Collected data:
--------
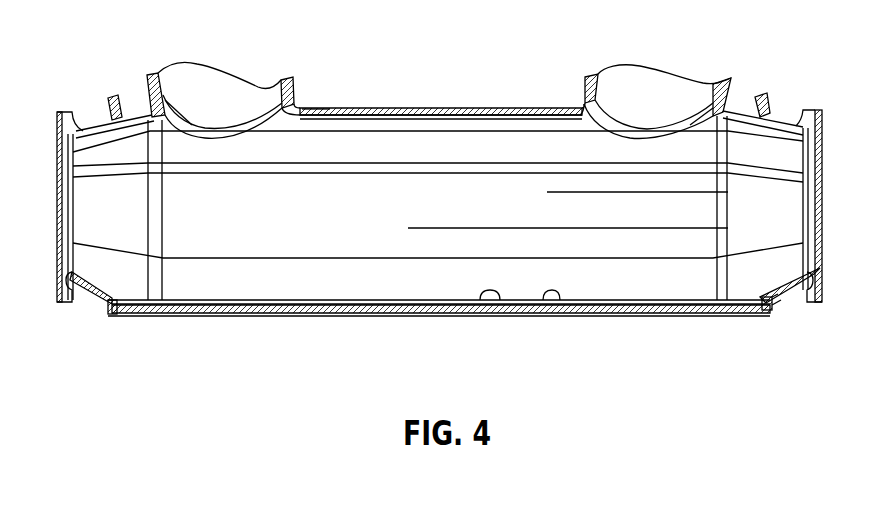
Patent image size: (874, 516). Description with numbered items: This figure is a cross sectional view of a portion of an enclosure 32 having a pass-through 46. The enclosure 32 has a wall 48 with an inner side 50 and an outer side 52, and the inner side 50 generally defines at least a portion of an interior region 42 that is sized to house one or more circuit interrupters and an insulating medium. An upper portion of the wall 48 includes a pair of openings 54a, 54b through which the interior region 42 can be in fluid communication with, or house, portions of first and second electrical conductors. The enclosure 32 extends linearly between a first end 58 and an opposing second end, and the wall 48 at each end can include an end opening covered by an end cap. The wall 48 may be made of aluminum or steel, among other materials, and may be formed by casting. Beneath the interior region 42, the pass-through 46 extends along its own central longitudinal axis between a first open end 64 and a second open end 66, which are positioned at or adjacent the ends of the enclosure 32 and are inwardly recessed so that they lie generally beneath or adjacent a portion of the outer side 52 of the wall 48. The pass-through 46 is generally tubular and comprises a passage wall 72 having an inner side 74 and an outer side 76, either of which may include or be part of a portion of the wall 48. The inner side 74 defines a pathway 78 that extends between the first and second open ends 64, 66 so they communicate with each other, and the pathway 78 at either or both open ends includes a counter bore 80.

The enclosure 32 is at (463, 108).
The interior region 42 is at (312, 245).
The pass-through 46 is at (623, 303).
The wall 48 is at (383, 108).
The inner side 50 is at (520, 108).
The outer side 52 is at (320, 108).
The opening 54a is at (640, 136).
The opening 54b is at (207, 130).
The first end 58 is at (780, 121).
The first open end 64 is at (776, 305).
The second open end 66 is at (82, 130).
The passage wall 72 is at (220, 318).
The inner side 74 is at (480, 299).
The outer side 76 is at (550, 299).
The pathway 78 is at (407, 308).
The counter bore 80 is at (108, 303).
--------
■ WRITTEN PROBLEM: Arrange every line of the records above as a numbered list, skipping blank lines and leaving the pictures out.

■ THE RESPONSE:
1. Patent image size: (874, 516). Description with numbered items: This figure is a cross sectional view of a portion of an enclosure 32 having a pass-through 46. The enclosure 32 has a wall 48 with an inner side 50 and an outer side 52, and the inner side 50 generally defines at least a portion of an interior region 42 that is sized to house one or more circuit interrupters and an insulating medium. An upper portion of the wall 48 includes a pair of openings 54a, 54b through which the interior region 42 can be in fluid communication with, or house, portions of first and second electrical conductors. The enclosure 32 extends linearly between a first end 58 and an opposing second end, and the wall 48 at each end can include an end opening covered by an end cap. The wall 48 may be made of aluminum or steel, among other materials, and may be formed by casting. Beneath the interior region 42, the pass-through 46 extends along its own central longitudinal axis between a first open end 64 and a second open end 66, which are positioned at or adjacent the ends of the enclosure 32 and are inwardly recessed so that they lie generally beneath or adjacent a portion of the outer side 52 of the wall 48. The pass-through 46 is generally tubular and comprises a passage wall 72 having an inner side 74 and an outer side 76, either of which may include or be part of a portion of the wall 48. The inner side 74 defines a pathway 78 that extends between the first and second open ends 64, 66 so they communicate with each other, and the pathway 78 at either or both open ends includes a counter bore 80.
2. The enclosure 32 is at (463, 108).
3. The interior region 42 is at (312, 245).
4. The pass-through 46 is at (623, 303).
5. The wall 48 is at (383, 108).
6. The inner side 50 is at (520, 108).
7. The outer side 52 is at (320, 108).
8. The opening 54a is at (640, 136).
9. The opening 54b is at (207, 130).
10. The first end 58 is at (780, 121).
11. The first open end 64 is at (776, 305).
12. The second open end 66 is at (82, 130).
13. The passage wall 72 is at (220, 318).
14. The inner side 74 is at (480, 299).
15. The outer side 76 is at (550, 299).
16. The pathway 78 is at (407, 308).
17. The counter bore 80 is at (108, 303).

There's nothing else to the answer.